*Records shown*:

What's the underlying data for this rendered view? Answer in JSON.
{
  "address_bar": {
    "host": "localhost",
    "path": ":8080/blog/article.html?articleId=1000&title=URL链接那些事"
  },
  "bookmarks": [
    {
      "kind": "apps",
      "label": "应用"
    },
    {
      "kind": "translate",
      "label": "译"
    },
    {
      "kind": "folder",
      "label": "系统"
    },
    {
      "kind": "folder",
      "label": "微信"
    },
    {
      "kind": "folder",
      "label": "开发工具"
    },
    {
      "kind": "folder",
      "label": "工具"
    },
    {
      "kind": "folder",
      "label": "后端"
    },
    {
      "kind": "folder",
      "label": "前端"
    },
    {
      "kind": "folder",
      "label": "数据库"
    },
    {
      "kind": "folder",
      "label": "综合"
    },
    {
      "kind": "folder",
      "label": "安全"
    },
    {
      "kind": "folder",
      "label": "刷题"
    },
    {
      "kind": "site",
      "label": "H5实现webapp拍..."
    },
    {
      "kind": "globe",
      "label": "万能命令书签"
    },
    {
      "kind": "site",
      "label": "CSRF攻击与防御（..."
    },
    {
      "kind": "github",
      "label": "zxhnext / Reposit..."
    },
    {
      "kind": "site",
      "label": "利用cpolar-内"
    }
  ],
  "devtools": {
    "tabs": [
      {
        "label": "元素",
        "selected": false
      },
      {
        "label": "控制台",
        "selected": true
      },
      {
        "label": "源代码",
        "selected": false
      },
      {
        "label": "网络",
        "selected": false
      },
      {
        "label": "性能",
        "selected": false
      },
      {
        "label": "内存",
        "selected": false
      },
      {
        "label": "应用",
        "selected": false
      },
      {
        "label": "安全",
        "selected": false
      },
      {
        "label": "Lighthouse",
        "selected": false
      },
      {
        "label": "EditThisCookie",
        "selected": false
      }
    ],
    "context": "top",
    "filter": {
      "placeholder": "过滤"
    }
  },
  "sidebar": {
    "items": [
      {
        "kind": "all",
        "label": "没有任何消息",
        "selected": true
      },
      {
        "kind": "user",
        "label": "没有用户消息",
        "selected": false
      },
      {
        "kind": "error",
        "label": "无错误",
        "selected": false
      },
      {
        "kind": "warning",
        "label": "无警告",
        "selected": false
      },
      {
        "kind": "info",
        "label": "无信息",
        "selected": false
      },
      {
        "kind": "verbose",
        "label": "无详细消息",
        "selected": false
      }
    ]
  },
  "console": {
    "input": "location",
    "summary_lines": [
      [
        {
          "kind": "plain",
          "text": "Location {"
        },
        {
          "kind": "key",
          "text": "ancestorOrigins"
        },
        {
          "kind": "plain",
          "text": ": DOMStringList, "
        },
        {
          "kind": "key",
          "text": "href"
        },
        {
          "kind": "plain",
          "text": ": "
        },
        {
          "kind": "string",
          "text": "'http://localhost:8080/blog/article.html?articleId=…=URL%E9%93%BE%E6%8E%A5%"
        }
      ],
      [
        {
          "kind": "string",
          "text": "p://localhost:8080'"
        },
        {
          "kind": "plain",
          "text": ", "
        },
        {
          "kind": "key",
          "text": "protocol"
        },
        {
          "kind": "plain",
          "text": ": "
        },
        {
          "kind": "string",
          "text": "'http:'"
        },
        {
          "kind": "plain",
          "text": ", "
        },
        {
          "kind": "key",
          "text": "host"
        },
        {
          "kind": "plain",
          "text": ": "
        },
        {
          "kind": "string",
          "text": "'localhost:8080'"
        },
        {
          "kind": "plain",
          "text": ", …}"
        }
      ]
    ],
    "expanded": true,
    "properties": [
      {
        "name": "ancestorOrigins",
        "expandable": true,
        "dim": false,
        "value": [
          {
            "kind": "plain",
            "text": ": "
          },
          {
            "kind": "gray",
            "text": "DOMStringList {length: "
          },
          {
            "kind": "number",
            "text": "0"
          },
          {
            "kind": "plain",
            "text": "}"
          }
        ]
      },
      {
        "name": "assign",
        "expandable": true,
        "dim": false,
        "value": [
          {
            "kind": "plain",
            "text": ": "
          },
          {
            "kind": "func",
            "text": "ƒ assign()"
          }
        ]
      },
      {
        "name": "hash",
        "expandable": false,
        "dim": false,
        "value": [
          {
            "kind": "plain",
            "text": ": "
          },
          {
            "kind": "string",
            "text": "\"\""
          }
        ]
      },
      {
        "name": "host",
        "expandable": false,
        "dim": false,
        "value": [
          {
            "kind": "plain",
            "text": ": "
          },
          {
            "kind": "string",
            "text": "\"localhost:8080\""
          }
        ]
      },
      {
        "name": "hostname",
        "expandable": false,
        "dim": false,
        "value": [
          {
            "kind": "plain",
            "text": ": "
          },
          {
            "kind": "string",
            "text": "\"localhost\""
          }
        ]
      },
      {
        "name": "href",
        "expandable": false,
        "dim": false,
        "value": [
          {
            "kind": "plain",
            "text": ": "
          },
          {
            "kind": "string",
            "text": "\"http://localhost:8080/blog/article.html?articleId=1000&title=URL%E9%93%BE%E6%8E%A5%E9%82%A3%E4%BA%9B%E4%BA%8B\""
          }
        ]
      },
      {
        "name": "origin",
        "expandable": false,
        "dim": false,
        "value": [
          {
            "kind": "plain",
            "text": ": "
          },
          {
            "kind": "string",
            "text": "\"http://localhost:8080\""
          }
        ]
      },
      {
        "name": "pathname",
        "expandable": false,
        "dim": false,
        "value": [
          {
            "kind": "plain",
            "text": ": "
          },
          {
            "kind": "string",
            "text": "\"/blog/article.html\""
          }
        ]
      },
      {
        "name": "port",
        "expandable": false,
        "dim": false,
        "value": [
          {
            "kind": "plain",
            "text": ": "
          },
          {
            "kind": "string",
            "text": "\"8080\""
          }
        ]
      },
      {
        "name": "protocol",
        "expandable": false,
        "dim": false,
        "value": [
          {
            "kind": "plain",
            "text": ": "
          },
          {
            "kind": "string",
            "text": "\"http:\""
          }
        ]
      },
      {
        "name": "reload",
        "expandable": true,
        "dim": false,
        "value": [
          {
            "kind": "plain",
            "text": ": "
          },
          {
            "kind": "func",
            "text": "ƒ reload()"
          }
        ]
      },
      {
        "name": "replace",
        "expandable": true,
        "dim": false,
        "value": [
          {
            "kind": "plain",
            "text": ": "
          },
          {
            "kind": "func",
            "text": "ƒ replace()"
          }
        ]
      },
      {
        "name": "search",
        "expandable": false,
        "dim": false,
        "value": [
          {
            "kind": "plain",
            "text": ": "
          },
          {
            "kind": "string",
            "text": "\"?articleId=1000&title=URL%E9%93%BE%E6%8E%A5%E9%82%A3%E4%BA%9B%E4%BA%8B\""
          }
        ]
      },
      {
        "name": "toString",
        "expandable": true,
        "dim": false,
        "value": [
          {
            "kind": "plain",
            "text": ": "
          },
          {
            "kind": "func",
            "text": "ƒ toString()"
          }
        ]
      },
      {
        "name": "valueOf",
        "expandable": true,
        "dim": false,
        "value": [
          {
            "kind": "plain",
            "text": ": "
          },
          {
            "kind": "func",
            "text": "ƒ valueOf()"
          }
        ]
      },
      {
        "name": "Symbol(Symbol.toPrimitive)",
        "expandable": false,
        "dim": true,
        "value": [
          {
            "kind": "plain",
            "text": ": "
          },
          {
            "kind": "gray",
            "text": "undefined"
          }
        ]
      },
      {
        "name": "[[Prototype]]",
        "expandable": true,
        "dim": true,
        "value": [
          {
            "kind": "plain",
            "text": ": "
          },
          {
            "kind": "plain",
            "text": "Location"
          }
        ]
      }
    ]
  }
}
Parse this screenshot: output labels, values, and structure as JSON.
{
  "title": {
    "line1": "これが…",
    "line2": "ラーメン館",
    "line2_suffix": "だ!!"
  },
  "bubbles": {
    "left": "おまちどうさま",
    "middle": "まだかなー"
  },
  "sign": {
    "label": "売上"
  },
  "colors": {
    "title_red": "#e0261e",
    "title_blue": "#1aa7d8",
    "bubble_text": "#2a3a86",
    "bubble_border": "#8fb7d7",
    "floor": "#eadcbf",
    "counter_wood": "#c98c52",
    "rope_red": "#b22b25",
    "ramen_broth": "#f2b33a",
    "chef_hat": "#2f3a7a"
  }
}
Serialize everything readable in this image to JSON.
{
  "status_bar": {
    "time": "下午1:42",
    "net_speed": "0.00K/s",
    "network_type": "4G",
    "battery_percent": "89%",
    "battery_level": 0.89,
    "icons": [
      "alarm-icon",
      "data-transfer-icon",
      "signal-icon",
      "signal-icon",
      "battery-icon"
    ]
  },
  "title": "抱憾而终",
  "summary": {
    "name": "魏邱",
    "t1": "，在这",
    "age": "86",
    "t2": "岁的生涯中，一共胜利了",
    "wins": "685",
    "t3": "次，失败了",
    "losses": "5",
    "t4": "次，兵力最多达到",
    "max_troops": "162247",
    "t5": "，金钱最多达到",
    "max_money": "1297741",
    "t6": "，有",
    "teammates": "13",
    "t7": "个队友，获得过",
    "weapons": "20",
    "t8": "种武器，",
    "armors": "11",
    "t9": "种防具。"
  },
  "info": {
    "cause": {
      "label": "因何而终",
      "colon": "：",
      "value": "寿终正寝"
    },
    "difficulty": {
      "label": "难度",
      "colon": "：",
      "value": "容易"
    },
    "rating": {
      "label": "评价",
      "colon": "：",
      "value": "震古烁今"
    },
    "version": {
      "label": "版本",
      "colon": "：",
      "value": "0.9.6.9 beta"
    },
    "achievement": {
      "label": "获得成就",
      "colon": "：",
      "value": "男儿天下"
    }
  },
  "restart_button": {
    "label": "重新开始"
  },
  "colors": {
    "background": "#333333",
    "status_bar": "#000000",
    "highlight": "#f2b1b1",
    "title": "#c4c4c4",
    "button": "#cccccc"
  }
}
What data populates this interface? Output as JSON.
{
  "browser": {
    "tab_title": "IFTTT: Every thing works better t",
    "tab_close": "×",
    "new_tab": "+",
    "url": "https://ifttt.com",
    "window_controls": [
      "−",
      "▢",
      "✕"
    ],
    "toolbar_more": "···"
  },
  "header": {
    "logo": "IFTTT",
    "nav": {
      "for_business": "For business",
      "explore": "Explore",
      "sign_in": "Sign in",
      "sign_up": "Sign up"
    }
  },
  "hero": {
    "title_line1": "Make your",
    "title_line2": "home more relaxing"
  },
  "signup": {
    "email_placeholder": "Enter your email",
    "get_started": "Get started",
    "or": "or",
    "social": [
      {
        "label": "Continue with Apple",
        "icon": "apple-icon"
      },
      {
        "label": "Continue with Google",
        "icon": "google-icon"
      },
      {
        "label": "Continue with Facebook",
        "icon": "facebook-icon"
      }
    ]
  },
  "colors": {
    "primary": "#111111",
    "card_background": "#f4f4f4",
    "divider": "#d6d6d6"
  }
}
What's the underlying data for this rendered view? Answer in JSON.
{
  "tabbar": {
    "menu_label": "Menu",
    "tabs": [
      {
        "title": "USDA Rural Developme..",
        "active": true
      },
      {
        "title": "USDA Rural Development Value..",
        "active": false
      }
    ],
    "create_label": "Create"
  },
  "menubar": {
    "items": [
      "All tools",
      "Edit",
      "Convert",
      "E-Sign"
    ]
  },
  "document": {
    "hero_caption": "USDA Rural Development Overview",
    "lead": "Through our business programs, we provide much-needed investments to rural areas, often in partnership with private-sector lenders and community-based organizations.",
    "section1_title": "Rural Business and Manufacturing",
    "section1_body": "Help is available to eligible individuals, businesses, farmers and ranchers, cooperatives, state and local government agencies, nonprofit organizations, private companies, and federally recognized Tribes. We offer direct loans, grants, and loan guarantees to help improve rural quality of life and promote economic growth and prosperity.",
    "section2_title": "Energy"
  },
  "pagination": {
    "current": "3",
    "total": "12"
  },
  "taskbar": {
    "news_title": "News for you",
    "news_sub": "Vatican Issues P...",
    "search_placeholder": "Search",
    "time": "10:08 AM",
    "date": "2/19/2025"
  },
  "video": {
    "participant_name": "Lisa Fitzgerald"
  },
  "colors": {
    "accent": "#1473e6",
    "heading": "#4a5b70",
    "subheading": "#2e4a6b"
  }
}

*What is asked*: Your task is to gather every line with the word "data" and copy it.

*Task result*:
What's the underlying data for this rendered view? Answer in JSON.
      "data-transfer-icon",
What data populates this interface? Output as JSON.
What's the underlying data for this rendered view? Answer in JSON.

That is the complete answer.